**課題一覧**
1. 散歩とねこの文章では、ねこは最初どこにいましたか。
2. 散歩とねこの文章を、最後の文の後から書き進めてください。

═════ 掲載された文章

毎日だいたい同じコース、同じような時間に歩いている。
もう少しで家かな?という川沿いを歩いていた時、ふいに呼び止められた。


「ねこが鳴いてる」
くるくると見渡すと、車通りを通り越した反対側にねこがいた。

「にゃーん」
明らかに呼んでいる。

迷子かもしれないし、ケガかもしれないし、興味心から行く予定のない反対車線に行ってみた。

「にゃーん」
寄ってくるねこ。

だが、一定ラインから近づかないねこ。
散歩途中にねこのご飯など持ち歩いているわけもなく、何も持っていないことをお伝えする。

「にゃーん」
ごろんとお腹を見せて、歩道に転がるねこ。
横をびゅんびゅん走り抜ける車たち。

あまりの奇妙な光景にその場にしゃがみ込んだ。
「あまりに無防備すぎないですか?」

══════════
═════ 提供された一覧

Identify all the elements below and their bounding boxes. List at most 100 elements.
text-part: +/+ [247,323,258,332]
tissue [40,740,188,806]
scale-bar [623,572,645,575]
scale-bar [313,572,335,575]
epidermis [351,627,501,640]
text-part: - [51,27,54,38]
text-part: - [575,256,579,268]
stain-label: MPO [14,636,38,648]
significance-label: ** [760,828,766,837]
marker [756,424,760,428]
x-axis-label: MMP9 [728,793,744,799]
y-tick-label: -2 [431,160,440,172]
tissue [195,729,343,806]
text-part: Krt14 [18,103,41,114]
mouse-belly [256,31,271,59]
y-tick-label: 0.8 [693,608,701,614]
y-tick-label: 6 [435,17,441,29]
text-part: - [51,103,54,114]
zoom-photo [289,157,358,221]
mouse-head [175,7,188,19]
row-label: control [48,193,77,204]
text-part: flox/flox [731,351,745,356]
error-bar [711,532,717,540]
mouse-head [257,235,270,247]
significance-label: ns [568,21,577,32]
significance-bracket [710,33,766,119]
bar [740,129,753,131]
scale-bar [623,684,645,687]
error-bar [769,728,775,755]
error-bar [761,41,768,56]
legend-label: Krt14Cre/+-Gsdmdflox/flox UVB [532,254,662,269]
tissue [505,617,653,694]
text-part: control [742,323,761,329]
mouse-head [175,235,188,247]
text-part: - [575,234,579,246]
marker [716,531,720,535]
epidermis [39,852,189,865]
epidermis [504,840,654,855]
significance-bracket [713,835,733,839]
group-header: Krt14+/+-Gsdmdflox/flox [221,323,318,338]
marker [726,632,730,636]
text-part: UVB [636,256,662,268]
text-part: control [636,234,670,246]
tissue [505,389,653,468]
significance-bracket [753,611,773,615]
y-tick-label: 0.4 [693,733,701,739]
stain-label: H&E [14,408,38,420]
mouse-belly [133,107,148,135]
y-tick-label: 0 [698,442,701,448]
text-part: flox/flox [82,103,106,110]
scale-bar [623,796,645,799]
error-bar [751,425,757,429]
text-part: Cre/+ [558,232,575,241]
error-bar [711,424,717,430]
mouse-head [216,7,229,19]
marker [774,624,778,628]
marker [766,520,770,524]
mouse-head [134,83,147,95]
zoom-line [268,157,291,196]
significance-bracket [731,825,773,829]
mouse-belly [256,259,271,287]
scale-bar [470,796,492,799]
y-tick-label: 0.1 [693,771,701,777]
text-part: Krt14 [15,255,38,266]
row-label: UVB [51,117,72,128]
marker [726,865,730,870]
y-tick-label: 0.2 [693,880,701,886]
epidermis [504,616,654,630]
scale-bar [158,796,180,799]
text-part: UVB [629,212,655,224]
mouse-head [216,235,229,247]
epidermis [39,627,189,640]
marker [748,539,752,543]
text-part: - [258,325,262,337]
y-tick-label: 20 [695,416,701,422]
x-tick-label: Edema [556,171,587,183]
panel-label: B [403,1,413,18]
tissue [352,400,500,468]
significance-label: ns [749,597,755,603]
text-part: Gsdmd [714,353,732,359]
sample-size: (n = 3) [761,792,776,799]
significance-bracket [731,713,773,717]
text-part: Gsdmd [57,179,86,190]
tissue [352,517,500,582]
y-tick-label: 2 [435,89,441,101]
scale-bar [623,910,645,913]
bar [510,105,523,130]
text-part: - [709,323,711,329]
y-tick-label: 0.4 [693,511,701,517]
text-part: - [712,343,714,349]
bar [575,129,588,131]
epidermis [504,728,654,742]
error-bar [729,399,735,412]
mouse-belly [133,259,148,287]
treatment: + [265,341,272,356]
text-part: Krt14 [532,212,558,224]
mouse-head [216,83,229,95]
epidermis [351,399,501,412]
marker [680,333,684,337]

══════════

**課題ごとの結果**
1. 車通りを通り越した反対側にいました。

2.
答えるはずのないねこに呼びかける。

起きる気もなく、にゃーんと鳴きながら、ごろごろと転がる。

しばらくして、ねこはピンと後ろ足を天に向けた。

毛繕いである。
道の真ん中で毛繕い。

よくはわからないが、これが彼の日常なのだろう。
たまたま私がその時にいなかっただけで。

振り返ると、ねこはまだ足をあげて毛繕いをしていた。

夏の夕暮れの奇妙な時間だった。



聞けるなら聞いてみたい。

で、君はなぜ私に反対車線から声をかけたのかね?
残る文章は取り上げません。